[Start]

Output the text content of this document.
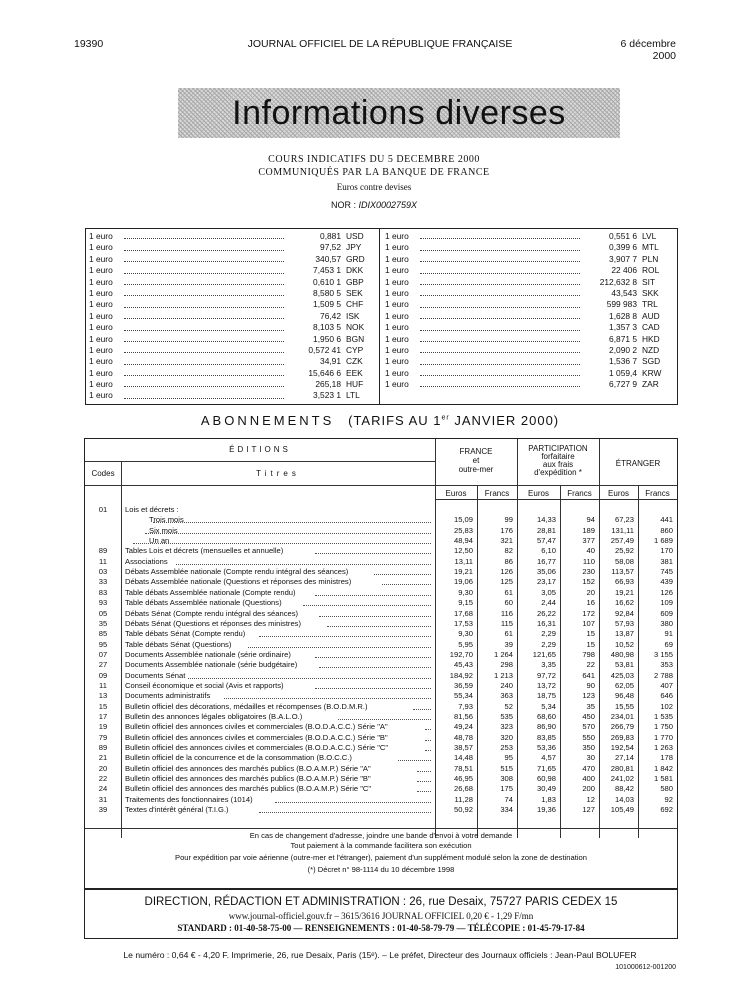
19390	JOURNAL OFFICIEL DE LA RÉPUBLIQUE FRANÇAISE	6 décembre 2000
Informations diverses
COURS INDICATIFS DU 5 DECEMBRE 2000
COMMUNIQUÉS PAR LA BANQUE DE FRANCE
Euros contre devises
NOR : IDIX0002759X
1 euro	0,881 USD
1 euro	97,52 JPY
1 euro	340,57 GRD
1 euro	7,453 1 DKK
1 euro	0,610 1 GBP
1 euro	8,580 5 SEK
1 euro	1,509 5 CHF
1 euro	76,42 ISK
1 euro	8,103 5 NOK
1 euro	1,950 6 BGN
1 euro	0,572 41 CYP
1 euro	34,91 CZK
1 euro	15,646 6 EEK
1 euro	265,18 HUF
1 euro	3,523 1 LTL
1 euro	0,551 6 LVL
1 euro	0,399 6 MTL
1 euro	3,907 7 PLN
1 euro	22 406 ROL
1 euro	212,632 8 SIT
1 euro	43,543 SKK
1 euro	599 983 TRL
1 euro	1,628 8 AUD
1 euro	1,357 3 CAD
1 euro	6,871 5 HKD
1 euro	2,090 2 NZD
1 euro	1,536 7 SGD
1 euro	1 059,4 KRW
1 euro	6,727 9 ZAR
ABONNEMENTS (TARIFS AU 1er JANVIER 2000)
ÉDITIONS
Codes	Titres
FRANCE
et
outre-mer
PARTICIPATION
forfaitaire
aux frais
d'expédition *
ÉTRANGER
Euros	Francs	Euros	Francs	Euros	Francs
01	Lois et décrets :
Trois mois	15,09	99	14,33	94	67,23	441
Six mois	25,83	176	28,81	189	131,11	860
Un an	48,94	321	57,47	377	257,49	1 689
89	Tables Lois et décrets (mensuelles et annuelle)	12,50	82	6,10	40	25,92	170
11	Associations	13,11	86	16,77	110	58,08	381
03	Débats Assemblée nationale (Compte rendu intégral des séances)	19,21	126	35,06	230	113,57	745
33	Débats Assemblée nationale (Questions et réponses des ministres)	19,06	125	23,17	152	66,93	439
83	Table débats Assemblée nationale (Compte rendu)	9,30	61	3,05	20	19,21	126
93	Table débats Assemblée nationale (Questions)	9,15	60	2,44	16	16,62	109
05	Débats Sénat (Compte rendu intégral des séances)	17,68	116	26,22	172	92,84	609
35	Débats Sénat (Questions et réponses des ministres)	17,53	115	16,31	107	57,93	380
85	Table débats Sénat (Compte rendu)	9,30	61	2,29	15	13,87	91
95	Table débats Sénat (Questions)	5,95	39	2,29	15	10,52	69
07	Documents Assemblée nationale (série ordinaire)	192,70	1 264	121,65	798	480,98	3 155
27	Documents Assemblée nationale (série budgétaire)	45,43	298	3,35	22	53,81	353
09	Documents Sénat	184,92	1 213	97,72	641	425,03	2 788
11	Conseil économique et social (Avis et rapports)	36,59	240	13,72	90	62,05	407
13	Documents administratifs	55,34	363	18,75	123	96,48	646
15	Bulletin officiel des décorations, médailles et récompenses (B.O.D.M.R.)	7,93	52	5,34	35	15,55	102
17	Bulletin des annonces légales obligatoires (B.A.L.O.)	81,56	535	68,60	450	234,01	1 535
19	Bulletin officiel des annonces civiles et commerciales (B.O.D.A.C.C.) Série "A"	49,24	323	86,90	570	266,79	1 750
79	Bulletin officiel des annonces civiles et commerciales (B.O.D.A.C.C.) Série "B"	48,78	320	83,85	550	269,83	1 770
89	Bulletin officiel des annonces civiles et commerciales (B.O.D.A.C.C.) Série "C"	38,57	253	53,36	350	192,54	1 263
21	Bulletin officiel de la concurrence et de la consommation (B.O.C.C.)	14,48	95	4,57	30	27,14	178
20	Bulletin officiel des annonces des marchés publics (B.O.A.M.P.) Série "A"	78,51	515	71,65	470	280,81	1 842
22	Bulletin officiel des annonces des marchés publics (B.O.A.M.P.) Série "B"	46,95	308	60,98	400	241,02	1 581
24	Bulletin officiel des annonces des marchés publics (B.O.A.M.P.) Série "C"	26,68	175	30,49	200	88,42	580
31	Traitements des fonctionnaires (1014)	11,28	74	1,83	12	14,03	92
39	Textes d'intérêt général (T.I.G.)	50,92	334	19,36	127	105,49	692
En cas de changement d'adresse, joindre une bande d'envoi à votre demande
Tout paiement à la commande facilitera son exécution
Pour expédition par voie aérienne (outre-mer et l'étranger), paiement d'un supplément modulé selon la zone de destination
(*) Décret n° 98-1114 du 10 décembre 1998
DIRECTION, RÉDACTION ET ADMINISTRATION : 26, rue Desaix, 75727 PARIS CEDEX 15
www.journal-officiel.gouv.fr – 3615/3616 JOURNAL OFFICIEL 0,20 € - 1,29 F/mn
STANDARD : 01-40-58-75-00 — RENSEIGNEMENTS : 01-40-58-79-79 — TÉLÉCOPIE : 01-45-79-17-84
Le numéro : 0,64 € - 4,20 F. Imprimerie, 26, rue Desaix, Paris (15ᵉ). – Le préfet, Directeur des Journaux officiels : Jean-Paul BOLUFER
101000612-001200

[End]

> _To do_
Filter out all lines lacking the word "Sénat" and copy the rest.

> _Full answer_
05	Débats Sénat (Compte rendu intégral des séances)	17,68	116	26,22	172	92,84	609
35	Débats Sénat (Questions et réponses des ministres)	17,53	115	16,31	107	57,93	380
85	Table débats Sénat (Compte rendu)	9,30	61	2,29	15	13,87	91
95	Table débats Sénat (Questions)	5,95	39	2,29	15	10,52	69
09	Documents Sénat	184,92	1 213	97,72	641	425,03	2 788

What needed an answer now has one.